### Data for this exercise
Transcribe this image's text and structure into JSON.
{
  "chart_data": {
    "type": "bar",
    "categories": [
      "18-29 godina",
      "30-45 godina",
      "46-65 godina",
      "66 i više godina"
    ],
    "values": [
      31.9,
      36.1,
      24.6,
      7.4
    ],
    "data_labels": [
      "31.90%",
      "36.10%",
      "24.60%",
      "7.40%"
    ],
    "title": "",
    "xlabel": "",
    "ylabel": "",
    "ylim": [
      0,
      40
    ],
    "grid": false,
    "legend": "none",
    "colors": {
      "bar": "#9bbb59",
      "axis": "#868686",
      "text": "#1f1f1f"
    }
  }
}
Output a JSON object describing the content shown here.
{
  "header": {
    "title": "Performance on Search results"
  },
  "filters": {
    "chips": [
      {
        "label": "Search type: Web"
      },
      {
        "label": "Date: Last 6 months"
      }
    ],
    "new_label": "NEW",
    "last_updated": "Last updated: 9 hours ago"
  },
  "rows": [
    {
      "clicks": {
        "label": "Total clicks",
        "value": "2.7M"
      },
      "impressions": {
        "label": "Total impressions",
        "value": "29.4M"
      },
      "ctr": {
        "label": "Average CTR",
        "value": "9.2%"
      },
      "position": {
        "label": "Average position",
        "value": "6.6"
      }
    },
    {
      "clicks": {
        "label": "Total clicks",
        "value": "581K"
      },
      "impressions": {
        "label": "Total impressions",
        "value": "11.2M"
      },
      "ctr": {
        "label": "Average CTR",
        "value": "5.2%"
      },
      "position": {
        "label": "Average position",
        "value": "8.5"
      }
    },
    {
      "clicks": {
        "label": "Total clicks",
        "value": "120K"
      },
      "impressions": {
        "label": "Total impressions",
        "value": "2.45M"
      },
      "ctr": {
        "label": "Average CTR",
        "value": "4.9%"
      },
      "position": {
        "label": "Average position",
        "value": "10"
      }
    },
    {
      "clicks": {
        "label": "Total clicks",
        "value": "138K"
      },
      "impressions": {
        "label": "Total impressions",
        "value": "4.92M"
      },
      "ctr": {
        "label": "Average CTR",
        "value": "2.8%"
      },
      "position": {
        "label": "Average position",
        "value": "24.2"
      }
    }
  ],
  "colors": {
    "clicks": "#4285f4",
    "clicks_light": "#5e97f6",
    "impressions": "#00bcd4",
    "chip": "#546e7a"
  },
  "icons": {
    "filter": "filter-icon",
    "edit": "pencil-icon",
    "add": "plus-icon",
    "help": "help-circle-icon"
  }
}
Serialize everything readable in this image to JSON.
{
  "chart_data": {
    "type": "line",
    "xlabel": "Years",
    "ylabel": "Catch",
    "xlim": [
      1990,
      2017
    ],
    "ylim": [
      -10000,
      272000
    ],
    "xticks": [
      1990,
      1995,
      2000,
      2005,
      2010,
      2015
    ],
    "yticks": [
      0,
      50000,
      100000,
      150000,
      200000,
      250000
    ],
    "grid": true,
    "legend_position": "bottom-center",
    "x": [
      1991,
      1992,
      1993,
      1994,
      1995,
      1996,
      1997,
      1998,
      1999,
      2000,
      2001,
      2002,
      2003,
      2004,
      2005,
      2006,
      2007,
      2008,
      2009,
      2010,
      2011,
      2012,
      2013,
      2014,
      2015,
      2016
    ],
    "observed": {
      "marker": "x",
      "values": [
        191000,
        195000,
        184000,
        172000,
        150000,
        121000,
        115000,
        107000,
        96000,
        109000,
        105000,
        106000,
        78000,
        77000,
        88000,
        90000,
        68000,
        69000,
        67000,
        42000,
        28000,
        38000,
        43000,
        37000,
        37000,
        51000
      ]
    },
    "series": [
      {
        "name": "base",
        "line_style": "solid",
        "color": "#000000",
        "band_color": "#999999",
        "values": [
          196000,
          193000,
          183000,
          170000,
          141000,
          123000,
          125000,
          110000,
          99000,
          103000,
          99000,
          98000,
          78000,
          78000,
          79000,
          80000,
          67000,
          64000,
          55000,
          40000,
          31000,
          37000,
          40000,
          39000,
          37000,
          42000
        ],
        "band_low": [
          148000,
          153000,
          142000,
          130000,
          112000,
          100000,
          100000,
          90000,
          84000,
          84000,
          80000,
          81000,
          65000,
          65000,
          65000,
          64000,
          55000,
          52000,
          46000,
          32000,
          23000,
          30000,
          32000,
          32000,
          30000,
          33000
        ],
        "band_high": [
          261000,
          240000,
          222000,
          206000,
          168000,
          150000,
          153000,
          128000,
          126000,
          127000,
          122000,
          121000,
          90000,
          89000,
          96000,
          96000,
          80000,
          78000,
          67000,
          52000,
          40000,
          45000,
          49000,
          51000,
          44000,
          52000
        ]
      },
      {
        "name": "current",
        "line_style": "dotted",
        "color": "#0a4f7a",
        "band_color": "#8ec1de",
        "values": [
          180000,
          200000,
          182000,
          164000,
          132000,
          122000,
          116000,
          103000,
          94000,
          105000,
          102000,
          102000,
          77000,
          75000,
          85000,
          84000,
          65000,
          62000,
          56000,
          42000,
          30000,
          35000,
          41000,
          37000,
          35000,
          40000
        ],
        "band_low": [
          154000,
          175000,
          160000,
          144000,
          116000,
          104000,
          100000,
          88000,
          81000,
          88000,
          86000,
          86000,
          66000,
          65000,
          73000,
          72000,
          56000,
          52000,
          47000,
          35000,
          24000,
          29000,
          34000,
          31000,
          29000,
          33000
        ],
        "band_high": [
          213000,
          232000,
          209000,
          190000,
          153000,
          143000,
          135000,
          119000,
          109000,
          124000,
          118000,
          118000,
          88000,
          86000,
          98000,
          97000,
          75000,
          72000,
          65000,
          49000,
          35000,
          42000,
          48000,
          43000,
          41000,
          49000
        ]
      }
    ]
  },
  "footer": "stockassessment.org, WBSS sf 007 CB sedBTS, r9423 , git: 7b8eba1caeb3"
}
######
> **Set problem**
Retype the entries exactly, including every line.

> **Output for this exercise**
Transcribe this image's text and structure into JSON.
{
  "chart_data": {
    "type": "bar",
    "categories": [
      "18-29 godina",
      "30-45 godina",
      "46-65 godina",
      "66 i više godina"
    ],
    "values": [
      31.9,
      36.1,
      24.6,
      7.4
    ],
    "data_labels": [
      "31.90%",
      "36.10%",
      "24.60%",
      "7.40%"
    ],
    "title": "",
    "xlabel": "",
    "ylabel": "",
    "ylim": [
      0,
      40
    ],
    "grid": false,
    "legend": "none",
    "colors": {
      "bar": "#9bbb59",
      "axis": "#868686",
      "text": "#1f1f1f"
    }
  }
}
Output a JSON object describing the content shown here.
{
  "header": {
    "title": "Performance on Search results"
  },
  "filters": {
    "chips": [
      {
        "label": "Search type: Web"
      },
      {
        "label": "Date: Last 6 months"
      }
    ],
    "new_label": "NEW",
    "last_updated": "Last updated: 9 hours ago"
  },
  "rows": [
    {
      "clicks": {
        "label": "Total clicks",
        "value": "2.7M"
      },
      "impressions": {
        "label": "Total impressions",
        "value": "29.4M"
      },
      "ctr": {
        "label": "Average CTR",
        "value": "9.2%"
      },
      "position": {
        "label": "Average position",
        "value": "6.6"
      }
    },
    {
      "clicks": {
        "label": "Total clicks",
        "value": "581K"
      },
      "impressions": {
        "label": "Total impressions",
        "value": "11.2M"
      },
      "ctr": {
        "label": "Average CTR",
        "value": "5.2%"
      },
      "position": {
        "label": "Average position",
        "value": "8.5"
      }
    },
    {
      "clicks": {
        "label": "Total clicks",
        "value": "120K"
      },
      "impressions": {
        "label": "Total impressions",
        "value": "2.45M"
      },
      "ctr": {
        "label": "Average CTR",
        "value": "4.9%"
      },
      "position": {
        "label": "Average position",
        "value": "10"
      }
    },
    {
      "clicks": {
        "label": "Total clicks",
        "value": "138K"
      },
      "impressions": {
        "label": "Total impressions",
        "value": "4.92M"
      },
      "ctr": {
        "label": "Average CTR",
        "value": "2.8%"
      },
      "position": {
        "label": "Average position",
        "value": "24.2"
      }
    }
  ],
  "colors": {
    "clicks": "#4285f4",
    "clicks_light": "#5e97f6",
    "impressions": "#00bcd4",
    "chip": "#546e7a"
  },
  "icons": {
    "filter": "filter-icon",
    "edit": "pencil-icon",
    "add": "plus-icon",
    "help": "help-circle-icon"
  }
}
Serialize everything readable in this image to JSON.
{
  "chart_data": {
    "type": "line",
    "xlabel": "Years",
    "ylabel": "Catch",
    "xlim": [
      1990,
      2017
    ],
    "ylim": [
      -10000,
      272000
    ],
    "xticks": [
      1990,
      1995,
      2000,
      2005,
      2010,
      2015
    ],
    "yticks": [
      0,
      50000,
      100000,
      150000,
      200000,
      250000
    ],
    "grid": true,
    "legend_position": "bottom-center",
    "x": [
      1991,
      1992,
      1993,
      1994,
      1995,
      1996,
      1997,
      1998,
      1999,
      2000,
      2001,
      2002,
      2003,
      2004,
      2005,
      2006,
      2007,
      2008,
      2009,
      2010,
      2011,
      2012,
      2013,
      2014,
      2015,
      2016
    ],
    "observed": {
      "marker": "x",
      "values": [
        191000,
        195000,
        184000,
        172000,
        150000,
        121000,
        115000,
        107000,
        96000,
        109000,
        105000,
        106000,
        78000,
        77000,
        88000,
        90000,
        68000,
        69000,
        67000,
        42000,
        28000,
        38000,
        43000,
        37000,
        37000,
        51000
      ]
    },
    "series": [
      {
        "name": "base",
        "line_style": "solid",
        "color": "#000000",
        "band_color": "#999999",
        "values": [
          196000,
          193000,
          183000,
          170000,
          141000,
          123000,
          125000,
          110000,
          99000,
          103000,
          99000,
          98000,
          78000,
          78000,
          79000,
          80000,
          67000,
          64000,
          55000,
          40000,
          31000,
          37000,
          40000,
          39000,
          37000,
          42000
        ],
        "band_low": [
          148000,
          153000,
          142000,
          130000,
          112000,
          100000,
          100000,
          90000,
          84000,
          84000,
          80000,
          81000,
          65000,
          65000,
          65000,
          64000,
          55000,
          52000,
          46000,
          32000,
          23000,
          30000,
          32000,
          32000,
          30000,
          33000
        ],
        "band_high": [
          261000,
          240000,
          222000,
          206000,
          168000,
          150000,
          153000,
          128000,
          126000,
          127000,
          122000,
          121000,
          90000,
          89000,
          96000,
          96000,
          80000,
          78000,
          67000,
          52000,
          40000,
          45000,
          49000,
          51000,
          44000,
          52000
        ]
      },
      {
        "name": "current",
        "line_style": "dotted",
        "color": "#0a4f7a",
        "band_color": "#8ec1de",
        "values": [
          180000,
          200000,
          182000,
          164000,
          132000,
          122000,
          116000,
          103000,
          94000,
          105000,
          102000,
          102000,
          77000,
          75000,
          85000,
          84000,
          65000,
          62000,
          56000,
          42000,
          30000,
          35000,
          41000,
          37000,
          35000,
          40000
        ],
        "band_low": [
          154000,
          175000,
          160000,
          144000,
          116000,
          104000,
          100000,
          88000,
          81000,
          88000,
          86000,
          86000,
          66000,
          65000,
          73000,
          72000,
          56000,
          52000,
          47000,
          35000,
          24000,
          29000,
          34000,
          31000,
          29000,
          33000
        ],
        "band_high": [
          213000,
          232000,
          209000,
          190000,
          153000,
          143000,
          135000,
          119000,
          109000,
          124000,
          118000,
          118000,
          88000,
          86000,
          98000,
          97000,
          75000,
          72000,
          65000,
          49000,
          35000,
          42000,
          48000,
          43000,
          41000,
          49000
        ]
      }
    ]
  },
  "footer": "stockassessment.org, WBSS sf 007 CB sedBTS, r9423 , git: 7b8eba1caeb3"
}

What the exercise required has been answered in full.